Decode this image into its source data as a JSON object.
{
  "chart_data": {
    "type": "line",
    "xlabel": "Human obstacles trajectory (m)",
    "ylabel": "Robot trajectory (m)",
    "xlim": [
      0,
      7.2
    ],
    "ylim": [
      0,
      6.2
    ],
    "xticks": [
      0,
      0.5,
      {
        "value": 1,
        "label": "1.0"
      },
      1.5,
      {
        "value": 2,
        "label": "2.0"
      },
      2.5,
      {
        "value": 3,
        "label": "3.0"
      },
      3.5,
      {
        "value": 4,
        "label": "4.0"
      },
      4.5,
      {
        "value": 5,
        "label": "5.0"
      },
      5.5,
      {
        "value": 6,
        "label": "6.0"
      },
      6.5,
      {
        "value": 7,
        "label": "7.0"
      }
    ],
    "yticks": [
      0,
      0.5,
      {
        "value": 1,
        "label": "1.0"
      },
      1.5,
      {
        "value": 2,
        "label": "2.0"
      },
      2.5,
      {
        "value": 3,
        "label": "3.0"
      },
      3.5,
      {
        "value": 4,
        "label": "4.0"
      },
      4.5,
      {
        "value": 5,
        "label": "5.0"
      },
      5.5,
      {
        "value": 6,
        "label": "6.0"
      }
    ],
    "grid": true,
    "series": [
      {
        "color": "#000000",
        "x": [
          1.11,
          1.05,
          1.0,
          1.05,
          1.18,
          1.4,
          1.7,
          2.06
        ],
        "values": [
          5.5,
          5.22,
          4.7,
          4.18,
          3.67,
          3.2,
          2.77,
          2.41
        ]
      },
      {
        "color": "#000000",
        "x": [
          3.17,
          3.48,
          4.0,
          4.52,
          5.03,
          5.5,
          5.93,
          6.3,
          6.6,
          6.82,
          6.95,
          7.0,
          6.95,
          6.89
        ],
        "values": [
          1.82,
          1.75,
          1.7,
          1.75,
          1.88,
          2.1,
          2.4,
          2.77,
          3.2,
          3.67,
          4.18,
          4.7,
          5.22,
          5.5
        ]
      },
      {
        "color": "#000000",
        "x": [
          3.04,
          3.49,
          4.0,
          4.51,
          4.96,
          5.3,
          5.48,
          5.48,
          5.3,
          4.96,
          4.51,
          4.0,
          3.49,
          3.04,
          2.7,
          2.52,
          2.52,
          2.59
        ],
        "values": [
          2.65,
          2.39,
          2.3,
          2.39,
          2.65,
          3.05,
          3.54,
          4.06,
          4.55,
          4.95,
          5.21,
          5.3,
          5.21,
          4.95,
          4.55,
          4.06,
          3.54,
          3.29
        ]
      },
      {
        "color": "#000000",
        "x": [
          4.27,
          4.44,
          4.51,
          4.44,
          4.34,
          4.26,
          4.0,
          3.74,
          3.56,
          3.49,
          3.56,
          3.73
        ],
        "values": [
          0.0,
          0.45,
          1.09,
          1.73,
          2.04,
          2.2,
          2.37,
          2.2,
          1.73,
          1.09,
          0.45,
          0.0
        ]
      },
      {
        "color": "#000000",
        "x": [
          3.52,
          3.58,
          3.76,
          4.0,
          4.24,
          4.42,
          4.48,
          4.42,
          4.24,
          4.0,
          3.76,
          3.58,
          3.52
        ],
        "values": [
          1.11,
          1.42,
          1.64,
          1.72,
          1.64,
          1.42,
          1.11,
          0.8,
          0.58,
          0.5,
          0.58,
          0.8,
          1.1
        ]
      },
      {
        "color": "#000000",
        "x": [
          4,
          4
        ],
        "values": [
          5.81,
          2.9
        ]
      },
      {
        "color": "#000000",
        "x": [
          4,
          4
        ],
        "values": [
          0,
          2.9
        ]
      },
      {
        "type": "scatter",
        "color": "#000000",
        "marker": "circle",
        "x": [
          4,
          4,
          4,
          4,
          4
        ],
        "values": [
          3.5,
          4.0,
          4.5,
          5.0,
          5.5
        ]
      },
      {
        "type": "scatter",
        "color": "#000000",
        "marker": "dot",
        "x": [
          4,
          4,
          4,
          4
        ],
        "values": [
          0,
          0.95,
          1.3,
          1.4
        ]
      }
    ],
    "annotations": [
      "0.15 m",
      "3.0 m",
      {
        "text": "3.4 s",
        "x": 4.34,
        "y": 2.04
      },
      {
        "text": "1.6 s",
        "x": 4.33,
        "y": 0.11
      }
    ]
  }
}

■ ■ ■ ■

EXERCISE:
Extract each line of the material exactly as it stands.

WRITTEN SOLUTION:
Decode this image into its source data as a JSON object.
{
  "chart_data": {
    "type": "line",
    "xlabel": "Human obstacles trajectory (m)",
    "ylabel": "Robot trajectory (m)",
    "xlim": [
      0,
      7.2
    ],
    "ylim": [
      0,
      6.2
    ],
    "xticks": [
      0,
      0.5,
      {
        "value": 1,
        "label": "1.0"
      },
      1.5,
      {
        "value": 2,
        "label": "2.0"
      },
      2.5,
      {
        "value": 3,
        "label": "3.0"
      },
      3.5,
      {
        "value": 4,
        "label": "4.0"
      },
      4.5,
      {
        "value": 5,
        "label": "5.0"
      },
      5.5,
      {
        "value": 6,
        "label": "6.0"
      },
      6.5,
      {
        "value": 7,
        "label": "7.0"
      }
    ],
    "yticks": [
      0,
      0.5,
      {
        "value": 1,
        "label": "1.0"
      },
      1.5,
      {
        "value": 2,
        "label": "2.0"
      },
      2.5,
      {
        "value": 3,
        "label": "3.0"
      },
      3.5,
      {
        "value": 4,
        "label": "4.0"
      },
      4.5,
      {
        "value": 5,
        "label": "5.0"
      },
      5.5,
      {
        "value": 6,
        "label": "6.0"
      }
    ],
    "grid": true,
    "series": [
      {
        "color": "#000000",
        "x": [
          1.11,
          1.05,
          1.0,
          1.05,
          1.18,
          1.4,
          1.7,
          2.06
        ],
        "values": [
          5.5,
          5.22,
          4.7,
          4.18,
          3.67,
          3.2,
          2.77,
          2.41
        ]
      },
      {
        "color": "#000000",
        "x": [
          3.17,
          3.48,
          4.0,
          4.52,
          5.03,
          5.5,
          5.93,
          6.3,
          6.6,
          6.82,
          6.95,
          7.0,
          6.95,
          6.89
        ],
        "values": [
          1.82,
          1.75,
          1.7,
          1.75,
          1.88,
          2.1,
          2.4,
          2.77,
          3.2,
          3.67,
          4.18,
          4.7,
          5.22,
          5.5
        ]
      },
      {
        "color": "#000000",
        "x": [
          3.04,
          3.49,
          4.0,
          4.51,
          4.96,
          5.3,
          5.48,
          5.48,
          5.3,
          4.96,
          4.51,
          4.0,
          3.49,
          3.04,
          2.7,
          2.52,
          2.52,
          2.59
        ],
        "values": [
          2.65,
          2.39,
          2.3,
          2.39,
          2.65,
          3.05,
          3.54,
          4.06,
          4.55,
          4.95,
          5.21,
          5.3,
          5.21,
          4.95,
          4.55,
          4.06,
          3.54,
          3.29
        ]
      },
      {
        "color": "#000000",
        "x": [
          4.27,
          4.44,
          4.51,
          4.44,
          4.34,
          4.26,
          4.0,
          3.74,
          3.56,
          3.49,
          3.56,
          3.73
        ],
        "values": [
          0.0,
          0.45,
          1.09,
          1.73,
          2.04,
          2.2,
          2.37,
          2.2,
          1.73,
          1.09,
          0.45,
          0.0
        ]
      },
      {
        "color": "#000000",
        "x": [
          3.52,
          3.58,
          3.76,
          4.0,
          4.24,
          4.42,
          4.48,
          4.42,
          4.24,
          4.0,
          3.76,
          3.58,
          3.52
        ],
        "values": [
          1.11,
          1.42,
          1.64,
          1.72,
          1.64,
          1.42,
          1.11,
          0.8,
          0.58,
          0.5,
          0.58,
          0.8,
          1.1
        ]
      },
      {
        "color": "#000000",
        "x": [
          4,
          4
        ],
        "values": [
          5.81,
          2.9
        ]
      },
      {
        "color": "#000000",
        "x": [
          4,
          4
        ],
        "values": [
          0,
          2.9
        ]
      },
      {
        "type": "scatter",
        "color": "#000000",
        "marker": "circle",
        "x": [
          4,
          4,
          4,
          4,
          4
        ],
        "values": [
          3.5,
          4.0,
          4.5,
          5.0,
          5.5
        ]
      },
      {
        "type": "scatter",
        "color": "#000000",
        "marker": "dot",
        "x": [
          4,
          4,
          4,
          4
        ],
        "values": [
          0,
          0.95,
          1.3,
          1.4
        ]
      }
    ],
    "annotations": [
      "0.15 m",
      "3.0 m",
      {
        "text": "3.4 s",
        "x": 4.34,
        "y": 2.04
      },
      {
        "text": "1.6 s",
        "x": 4.33,
        "y": 0.11
      }
    ]
  }
}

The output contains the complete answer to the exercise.